→ Requirements
Each line in the entries below that holds the string "title" is to be listed.

Dataset entries:
§
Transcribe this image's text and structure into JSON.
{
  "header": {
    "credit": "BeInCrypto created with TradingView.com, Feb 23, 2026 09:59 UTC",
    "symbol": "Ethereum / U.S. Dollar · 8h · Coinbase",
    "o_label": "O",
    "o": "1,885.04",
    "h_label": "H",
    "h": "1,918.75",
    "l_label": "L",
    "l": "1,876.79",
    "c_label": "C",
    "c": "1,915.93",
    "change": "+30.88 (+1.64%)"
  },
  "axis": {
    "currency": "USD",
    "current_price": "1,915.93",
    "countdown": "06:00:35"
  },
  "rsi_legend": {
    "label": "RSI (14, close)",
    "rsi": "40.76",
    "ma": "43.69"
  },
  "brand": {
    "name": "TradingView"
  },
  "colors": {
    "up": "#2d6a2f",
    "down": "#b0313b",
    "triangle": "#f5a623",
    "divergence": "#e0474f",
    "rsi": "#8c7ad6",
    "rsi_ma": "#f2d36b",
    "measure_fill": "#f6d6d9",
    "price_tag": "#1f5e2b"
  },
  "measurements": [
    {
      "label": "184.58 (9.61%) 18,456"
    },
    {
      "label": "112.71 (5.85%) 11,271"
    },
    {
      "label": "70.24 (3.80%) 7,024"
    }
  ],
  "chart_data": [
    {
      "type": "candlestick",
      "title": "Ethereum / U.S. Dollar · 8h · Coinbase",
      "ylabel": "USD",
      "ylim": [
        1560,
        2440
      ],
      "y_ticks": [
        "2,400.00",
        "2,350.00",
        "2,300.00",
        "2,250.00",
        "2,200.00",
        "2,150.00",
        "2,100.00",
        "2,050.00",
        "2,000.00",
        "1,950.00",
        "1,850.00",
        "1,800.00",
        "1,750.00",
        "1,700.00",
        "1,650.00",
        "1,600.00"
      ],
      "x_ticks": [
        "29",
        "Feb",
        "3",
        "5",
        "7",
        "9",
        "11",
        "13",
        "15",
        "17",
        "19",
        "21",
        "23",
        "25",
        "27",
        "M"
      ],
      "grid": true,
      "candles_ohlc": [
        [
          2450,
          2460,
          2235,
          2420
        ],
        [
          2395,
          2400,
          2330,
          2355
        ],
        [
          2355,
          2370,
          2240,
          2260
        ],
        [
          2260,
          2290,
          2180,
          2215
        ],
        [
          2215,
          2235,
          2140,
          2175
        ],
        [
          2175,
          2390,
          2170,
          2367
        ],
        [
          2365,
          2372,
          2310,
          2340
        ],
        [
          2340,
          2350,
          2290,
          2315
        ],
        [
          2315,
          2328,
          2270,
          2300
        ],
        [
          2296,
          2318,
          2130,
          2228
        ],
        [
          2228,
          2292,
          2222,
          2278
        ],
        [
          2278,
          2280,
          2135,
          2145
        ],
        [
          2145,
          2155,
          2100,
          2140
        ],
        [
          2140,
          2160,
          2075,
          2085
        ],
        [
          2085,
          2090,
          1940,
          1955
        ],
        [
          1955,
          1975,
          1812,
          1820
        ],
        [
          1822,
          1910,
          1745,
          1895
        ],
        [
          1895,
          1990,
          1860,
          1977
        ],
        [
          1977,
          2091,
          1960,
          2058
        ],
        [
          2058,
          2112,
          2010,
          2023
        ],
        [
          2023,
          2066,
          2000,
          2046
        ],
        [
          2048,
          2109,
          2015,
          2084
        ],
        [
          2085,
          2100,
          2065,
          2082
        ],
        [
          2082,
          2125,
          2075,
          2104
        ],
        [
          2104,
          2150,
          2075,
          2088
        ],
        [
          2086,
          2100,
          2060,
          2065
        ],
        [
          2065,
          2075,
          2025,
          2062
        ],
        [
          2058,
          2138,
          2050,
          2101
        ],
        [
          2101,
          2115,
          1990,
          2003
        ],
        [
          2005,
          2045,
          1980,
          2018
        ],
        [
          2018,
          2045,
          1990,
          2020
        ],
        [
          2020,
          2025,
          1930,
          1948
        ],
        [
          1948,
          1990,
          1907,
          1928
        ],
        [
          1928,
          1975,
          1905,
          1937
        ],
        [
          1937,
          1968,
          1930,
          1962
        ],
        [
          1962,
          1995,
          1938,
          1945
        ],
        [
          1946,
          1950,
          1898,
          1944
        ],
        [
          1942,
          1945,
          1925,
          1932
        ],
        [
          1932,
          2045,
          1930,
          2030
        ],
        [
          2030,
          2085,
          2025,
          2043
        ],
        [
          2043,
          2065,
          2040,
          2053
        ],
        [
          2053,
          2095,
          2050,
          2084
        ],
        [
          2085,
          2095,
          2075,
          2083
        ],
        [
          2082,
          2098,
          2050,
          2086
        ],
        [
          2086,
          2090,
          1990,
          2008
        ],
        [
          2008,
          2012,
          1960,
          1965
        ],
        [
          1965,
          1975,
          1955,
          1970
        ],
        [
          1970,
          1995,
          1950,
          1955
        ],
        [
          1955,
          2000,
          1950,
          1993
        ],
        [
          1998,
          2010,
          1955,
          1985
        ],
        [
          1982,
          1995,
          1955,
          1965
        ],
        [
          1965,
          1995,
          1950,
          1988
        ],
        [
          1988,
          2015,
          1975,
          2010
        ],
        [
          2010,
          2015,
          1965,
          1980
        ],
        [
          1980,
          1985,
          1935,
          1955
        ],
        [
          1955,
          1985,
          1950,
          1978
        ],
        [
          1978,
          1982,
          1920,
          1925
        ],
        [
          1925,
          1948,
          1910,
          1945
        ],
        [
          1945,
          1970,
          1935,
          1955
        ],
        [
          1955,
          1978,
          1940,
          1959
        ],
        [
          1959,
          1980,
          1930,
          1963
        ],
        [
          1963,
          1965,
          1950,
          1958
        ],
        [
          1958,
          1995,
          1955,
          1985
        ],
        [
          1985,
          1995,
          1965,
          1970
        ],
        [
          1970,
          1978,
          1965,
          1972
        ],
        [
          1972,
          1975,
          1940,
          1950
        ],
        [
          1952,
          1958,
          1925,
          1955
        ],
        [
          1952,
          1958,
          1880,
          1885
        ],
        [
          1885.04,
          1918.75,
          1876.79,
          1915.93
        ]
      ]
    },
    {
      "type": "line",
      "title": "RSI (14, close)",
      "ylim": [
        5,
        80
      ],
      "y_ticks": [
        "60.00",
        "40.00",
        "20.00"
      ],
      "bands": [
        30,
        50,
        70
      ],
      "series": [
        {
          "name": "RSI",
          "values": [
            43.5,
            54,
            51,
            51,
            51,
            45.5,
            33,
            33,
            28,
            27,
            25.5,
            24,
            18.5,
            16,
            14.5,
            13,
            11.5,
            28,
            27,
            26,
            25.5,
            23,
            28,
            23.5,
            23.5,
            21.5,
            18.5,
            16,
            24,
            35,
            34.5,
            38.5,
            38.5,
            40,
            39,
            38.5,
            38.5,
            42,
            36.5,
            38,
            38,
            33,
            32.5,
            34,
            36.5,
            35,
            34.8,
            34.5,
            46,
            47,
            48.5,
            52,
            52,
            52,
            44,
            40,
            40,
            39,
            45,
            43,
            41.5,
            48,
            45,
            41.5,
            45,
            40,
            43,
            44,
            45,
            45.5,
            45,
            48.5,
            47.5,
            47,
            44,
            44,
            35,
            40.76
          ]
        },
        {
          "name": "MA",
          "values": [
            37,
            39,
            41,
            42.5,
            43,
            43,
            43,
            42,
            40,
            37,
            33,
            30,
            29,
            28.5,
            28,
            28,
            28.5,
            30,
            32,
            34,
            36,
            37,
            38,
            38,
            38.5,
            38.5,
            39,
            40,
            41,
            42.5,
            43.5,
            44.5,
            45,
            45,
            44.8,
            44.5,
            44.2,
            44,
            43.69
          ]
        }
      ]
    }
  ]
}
§
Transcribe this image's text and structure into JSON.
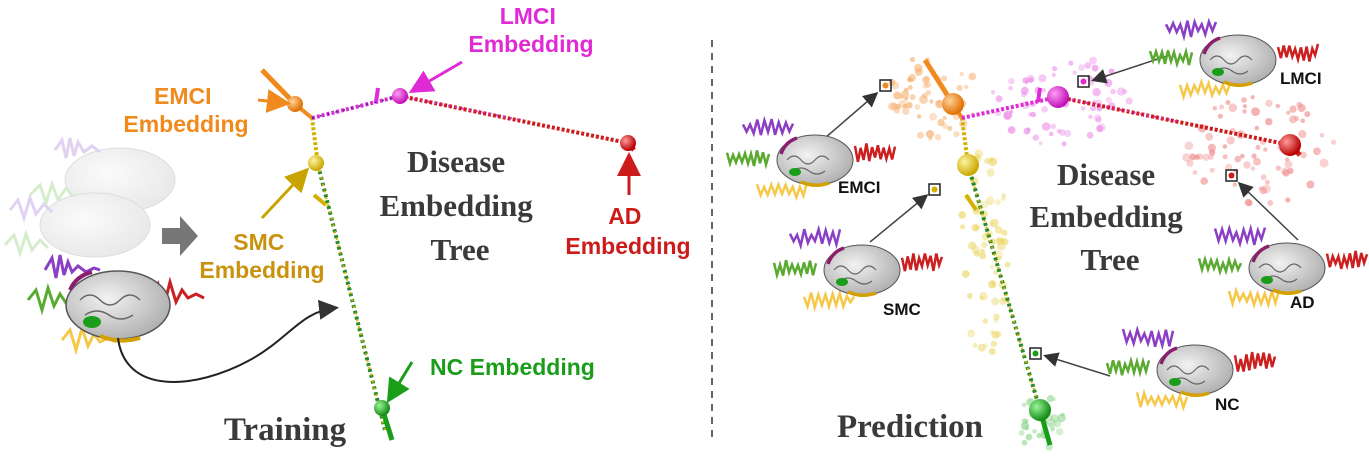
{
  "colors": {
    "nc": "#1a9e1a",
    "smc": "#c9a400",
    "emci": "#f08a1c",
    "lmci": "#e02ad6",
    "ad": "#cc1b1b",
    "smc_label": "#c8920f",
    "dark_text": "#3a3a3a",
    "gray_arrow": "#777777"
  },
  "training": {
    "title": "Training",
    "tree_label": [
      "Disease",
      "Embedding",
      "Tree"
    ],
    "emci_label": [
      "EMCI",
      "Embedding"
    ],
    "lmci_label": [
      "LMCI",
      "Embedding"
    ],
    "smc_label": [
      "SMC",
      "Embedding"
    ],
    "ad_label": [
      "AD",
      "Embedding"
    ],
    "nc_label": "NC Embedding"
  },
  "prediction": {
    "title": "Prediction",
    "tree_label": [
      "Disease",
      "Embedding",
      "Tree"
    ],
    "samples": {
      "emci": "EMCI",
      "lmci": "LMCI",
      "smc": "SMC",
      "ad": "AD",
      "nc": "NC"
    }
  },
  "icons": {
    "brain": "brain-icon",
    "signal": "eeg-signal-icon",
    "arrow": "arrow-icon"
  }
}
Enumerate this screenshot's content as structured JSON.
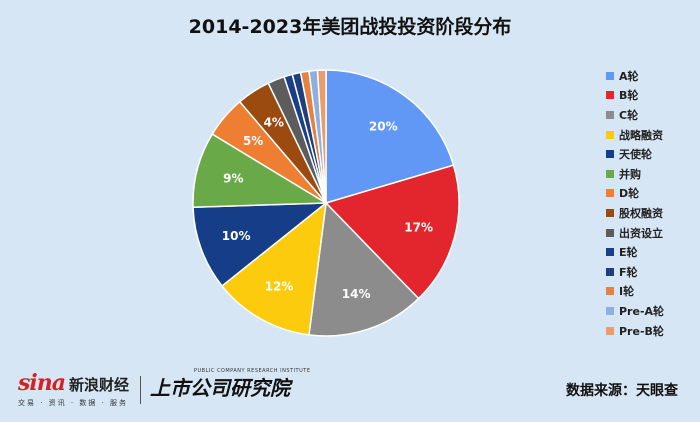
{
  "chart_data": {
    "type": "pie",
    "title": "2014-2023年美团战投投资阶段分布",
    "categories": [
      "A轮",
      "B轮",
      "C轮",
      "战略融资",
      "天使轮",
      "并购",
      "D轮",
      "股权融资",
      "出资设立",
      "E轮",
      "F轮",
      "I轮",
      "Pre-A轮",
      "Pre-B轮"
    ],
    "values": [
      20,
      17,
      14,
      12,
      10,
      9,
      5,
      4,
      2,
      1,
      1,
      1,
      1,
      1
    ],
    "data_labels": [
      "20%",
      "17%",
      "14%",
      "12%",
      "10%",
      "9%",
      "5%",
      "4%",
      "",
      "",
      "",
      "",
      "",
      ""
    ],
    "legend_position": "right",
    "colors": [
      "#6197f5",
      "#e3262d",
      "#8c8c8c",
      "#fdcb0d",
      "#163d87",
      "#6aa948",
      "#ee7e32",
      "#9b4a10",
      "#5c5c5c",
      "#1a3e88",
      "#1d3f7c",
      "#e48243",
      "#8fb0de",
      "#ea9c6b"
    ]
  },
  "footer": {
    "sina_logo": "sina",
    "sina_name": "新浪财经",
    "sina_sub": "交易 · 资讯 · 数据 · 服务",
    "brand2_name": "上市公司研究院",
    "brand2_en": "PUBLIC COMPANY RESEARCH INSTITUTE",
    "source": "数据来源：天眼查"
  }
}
§
→ Response to this task
      "title": "Ethereum / U.S. Dollar · 8h · Coinbase",
      "title": "RSI (14, close)",
    "title": "Training",
    "title": "Prediction",
    "title": "2014-2023年美团战投投资阶段分布",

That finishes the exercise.